* **INSTRUCTION**
Only a number is wanted: the count of lines in this listing that contain "Государственное".

==== DATA FOR THE TASK ====

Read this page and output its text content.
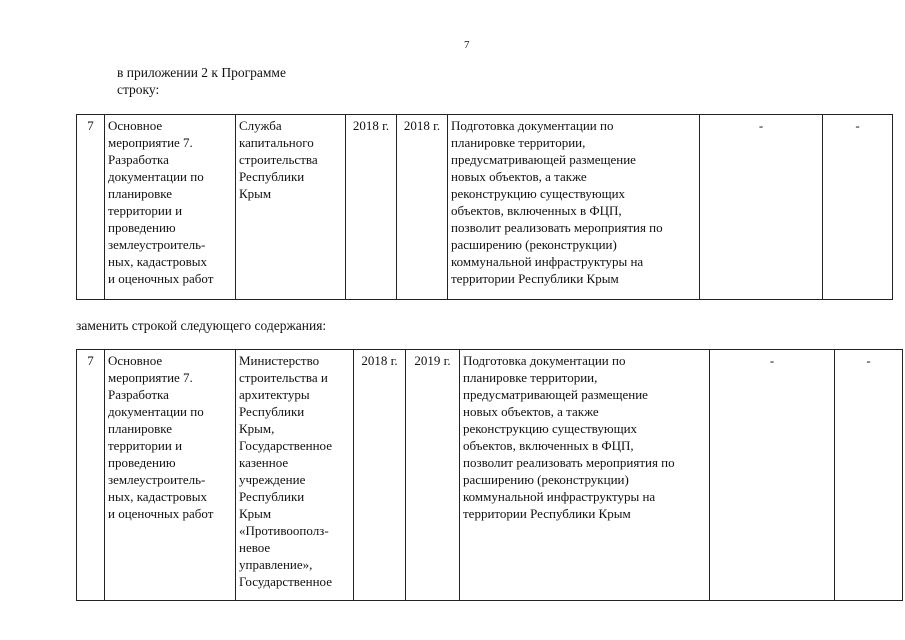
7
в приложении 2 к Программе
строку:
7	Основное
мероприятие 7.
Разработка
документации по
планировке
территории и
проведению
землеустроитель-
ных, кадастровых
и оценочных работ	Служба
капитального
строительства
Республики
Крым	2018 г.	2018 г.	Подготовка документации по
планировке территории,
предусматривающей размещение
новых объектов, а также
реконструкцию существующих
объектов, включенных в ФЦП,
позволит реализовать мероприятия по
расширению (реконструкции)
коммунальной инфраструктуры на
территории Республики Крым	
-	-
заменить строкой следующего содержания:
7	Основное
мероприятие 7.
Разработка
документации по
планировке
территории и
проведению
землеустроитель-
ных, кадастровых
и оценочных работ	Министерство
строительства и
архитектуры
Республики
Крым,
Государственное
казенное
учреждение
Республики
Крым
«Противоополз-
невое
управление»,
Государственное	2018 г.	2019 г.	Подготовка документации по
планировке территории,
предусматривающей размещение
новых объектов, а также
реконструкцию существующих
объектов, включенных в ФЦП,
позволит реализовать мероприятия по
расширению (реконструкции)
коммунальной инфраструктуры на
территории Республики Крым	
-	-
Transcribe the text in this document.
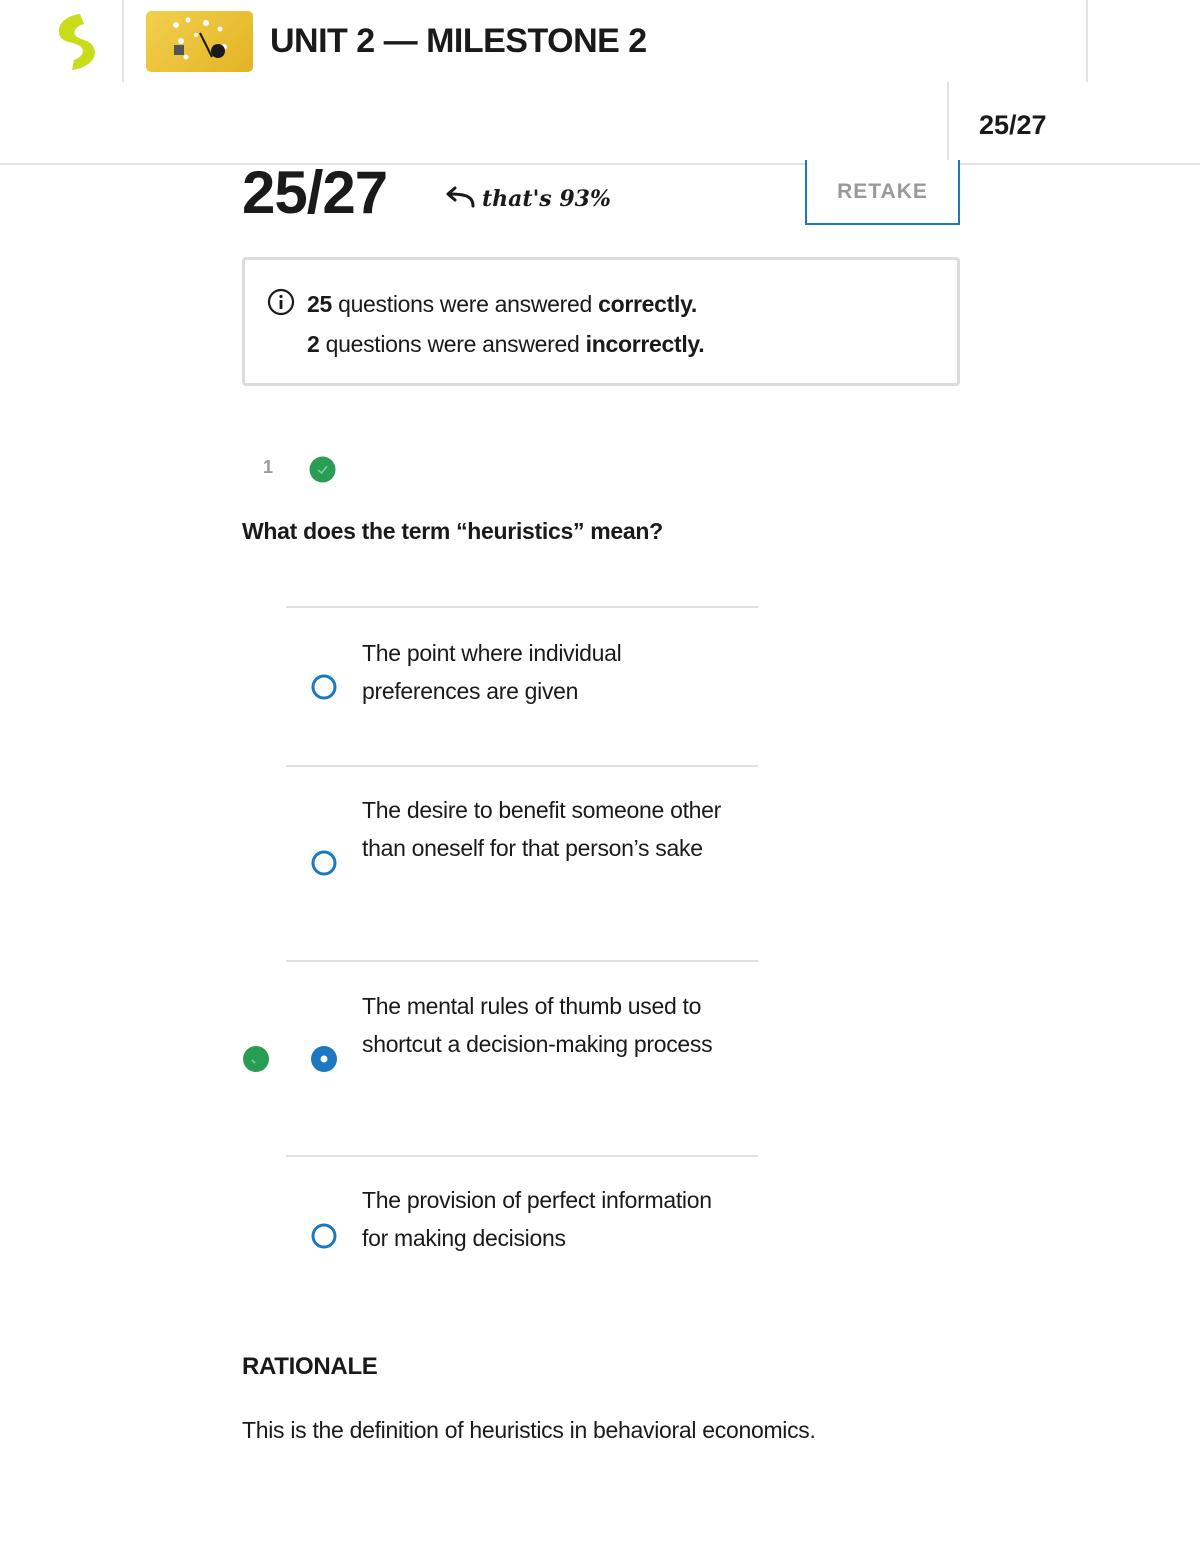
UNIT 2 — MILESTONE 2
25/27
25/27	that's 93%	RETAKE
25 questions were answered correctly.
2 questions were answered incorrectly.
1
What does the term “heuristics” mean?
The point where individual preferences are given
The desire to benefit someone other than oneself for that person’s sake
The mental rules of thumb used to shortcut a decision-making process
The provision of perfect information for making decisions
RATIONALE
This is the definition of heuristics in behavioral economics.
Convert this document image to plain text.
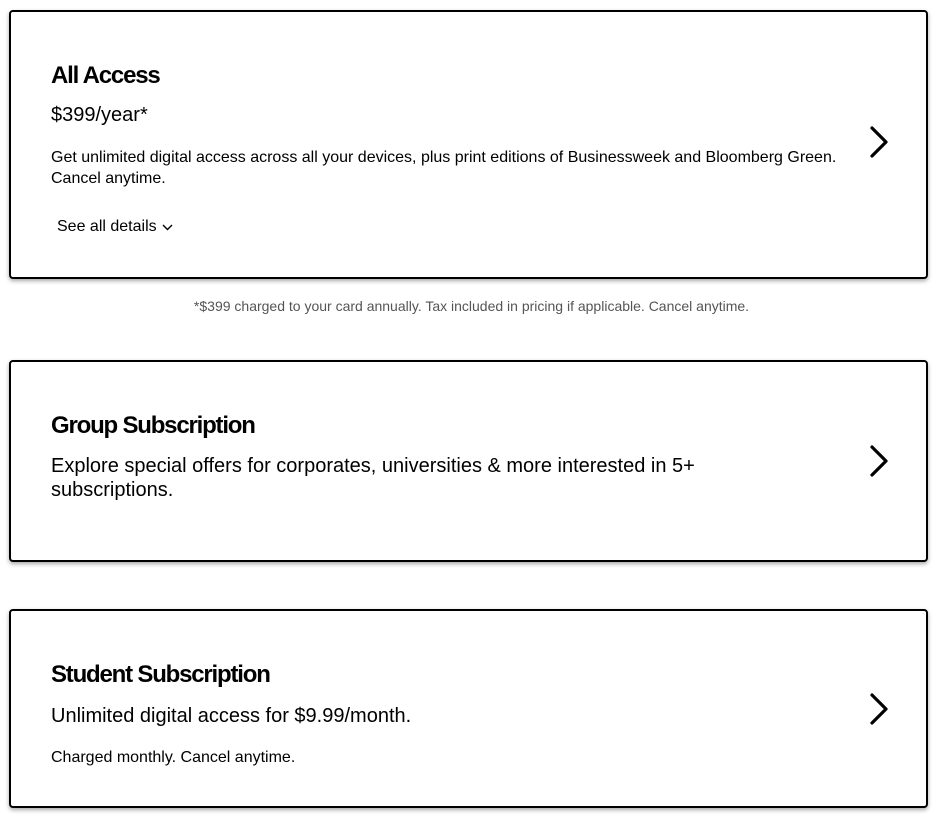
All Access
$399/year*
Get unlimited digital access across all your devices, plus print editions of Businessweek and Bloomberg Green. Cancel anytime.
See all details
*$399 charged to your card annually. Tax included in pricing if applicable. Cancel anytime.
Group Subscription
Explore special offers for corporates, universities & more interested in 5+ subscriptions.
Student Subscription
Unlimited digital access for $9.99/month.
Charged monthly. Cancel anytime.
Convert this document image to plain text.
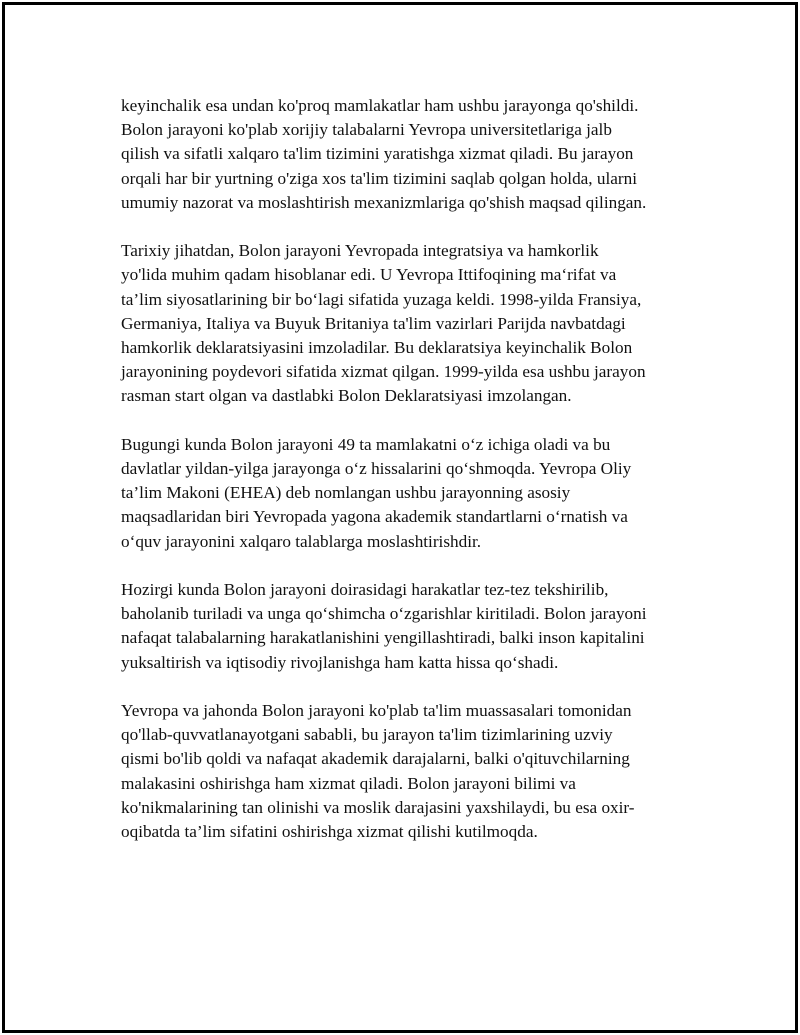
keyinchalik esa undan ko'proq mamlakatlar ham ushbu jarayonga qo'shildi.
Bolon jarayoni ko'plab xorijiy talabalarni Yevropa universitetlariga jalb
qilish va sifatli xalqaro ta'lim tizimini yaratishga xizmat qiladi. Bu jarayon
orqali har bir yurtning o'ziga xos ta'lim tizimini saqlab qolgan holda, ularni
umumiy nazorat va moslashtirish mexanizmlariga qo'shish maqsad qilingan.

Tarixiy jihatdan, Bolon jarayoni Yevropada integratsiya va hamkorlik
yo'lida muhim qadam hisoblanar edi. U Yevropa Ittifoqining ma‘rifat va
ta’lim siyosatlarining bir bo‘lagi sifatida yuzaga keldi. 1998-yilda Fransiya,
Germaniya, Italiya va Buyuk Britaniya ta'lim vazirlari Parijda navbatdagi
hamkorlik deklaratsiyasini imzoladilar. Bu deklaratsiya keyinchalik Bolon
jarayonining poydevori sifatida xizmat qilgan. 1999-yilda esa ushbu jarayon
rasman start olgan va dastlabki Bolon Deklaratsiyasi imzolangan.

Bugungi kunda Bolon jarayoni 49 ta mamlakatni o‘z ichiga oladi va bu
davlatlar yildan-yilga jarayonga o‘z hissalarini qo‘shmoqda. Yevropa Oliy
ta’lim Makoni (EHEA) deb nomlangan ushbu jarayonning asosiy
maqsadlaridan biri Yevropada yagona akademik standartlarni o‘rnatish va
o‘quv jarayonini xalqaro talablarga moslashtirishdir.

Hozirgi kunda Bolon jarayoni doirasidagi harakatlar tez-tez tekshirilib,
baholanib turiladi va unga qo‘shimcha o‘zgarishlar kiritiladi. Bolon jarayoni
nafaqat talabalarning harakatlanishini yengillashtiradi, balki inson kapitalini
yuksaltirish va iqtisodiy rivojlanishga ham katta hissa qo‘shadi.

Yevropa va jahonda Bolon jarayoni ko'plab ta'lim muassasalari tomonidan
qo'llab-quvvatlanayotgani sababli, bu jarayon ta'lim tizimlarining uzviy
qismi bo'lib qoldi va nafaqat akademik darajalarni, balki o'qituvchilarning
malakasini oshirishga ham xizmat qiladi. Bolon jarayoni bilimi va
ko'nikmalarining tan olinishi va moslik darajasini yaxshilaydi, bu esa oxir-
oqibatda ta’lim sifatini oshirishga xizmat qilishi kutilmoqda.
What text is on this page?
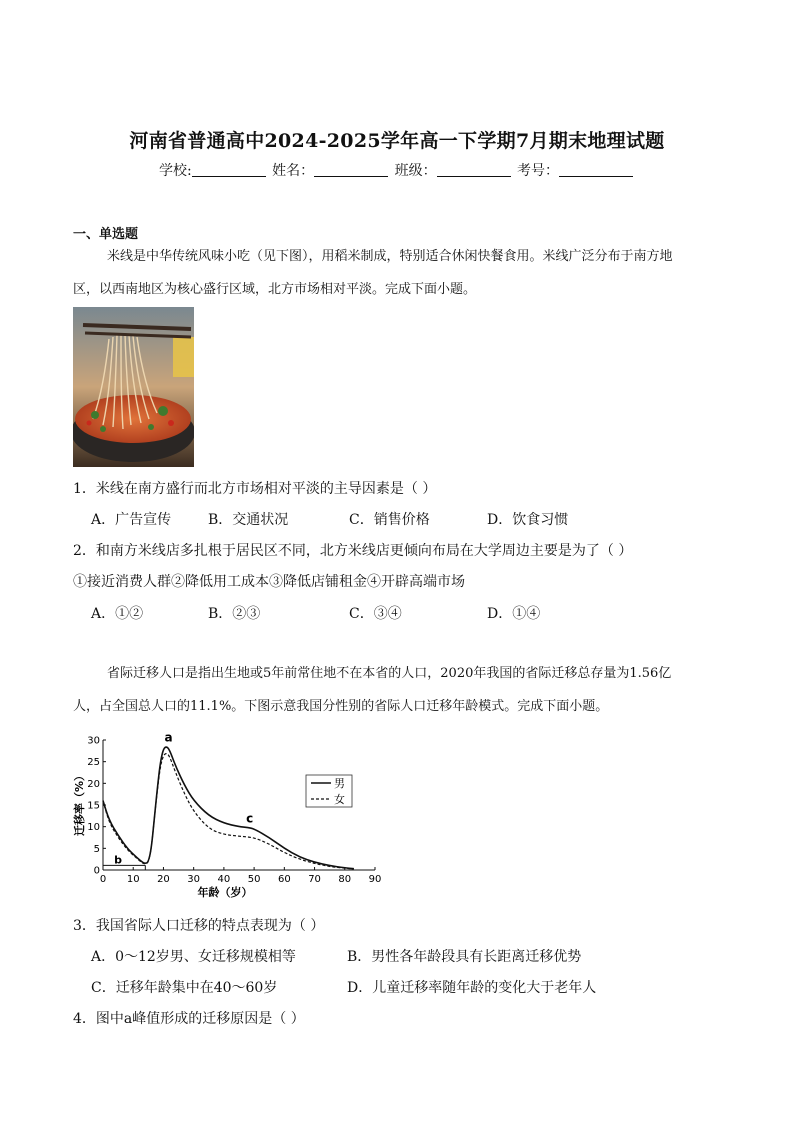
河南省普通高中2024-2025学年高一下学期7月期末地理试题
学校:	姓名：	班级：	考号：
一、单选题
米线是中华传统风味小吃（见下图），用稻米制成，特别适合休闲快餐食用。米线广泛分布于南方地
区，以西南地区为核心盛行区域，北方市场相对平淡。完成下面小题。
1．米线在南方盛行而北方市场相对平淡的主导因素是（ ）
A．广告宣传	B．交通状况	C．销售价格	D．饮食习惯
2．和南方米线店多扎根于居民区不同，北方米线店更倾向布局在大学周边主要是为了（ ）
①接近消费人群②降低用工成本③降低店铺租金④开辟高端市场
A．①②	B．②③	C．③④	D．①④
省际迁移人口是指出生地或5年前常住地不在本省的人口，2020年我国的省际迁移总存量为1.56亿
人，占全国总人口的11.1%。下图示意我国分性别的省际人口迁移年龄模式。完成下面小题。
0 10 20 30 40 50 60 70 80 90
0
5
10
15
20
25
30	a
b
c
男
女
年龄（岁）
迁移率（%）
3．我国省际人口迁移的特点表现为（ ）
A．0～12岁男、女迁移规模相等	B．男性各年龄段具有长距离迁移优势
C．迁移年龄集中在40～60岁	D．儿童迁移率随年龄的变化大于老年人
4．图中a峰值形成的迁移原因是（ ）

====

* **WRITTEN SOLUTION**
2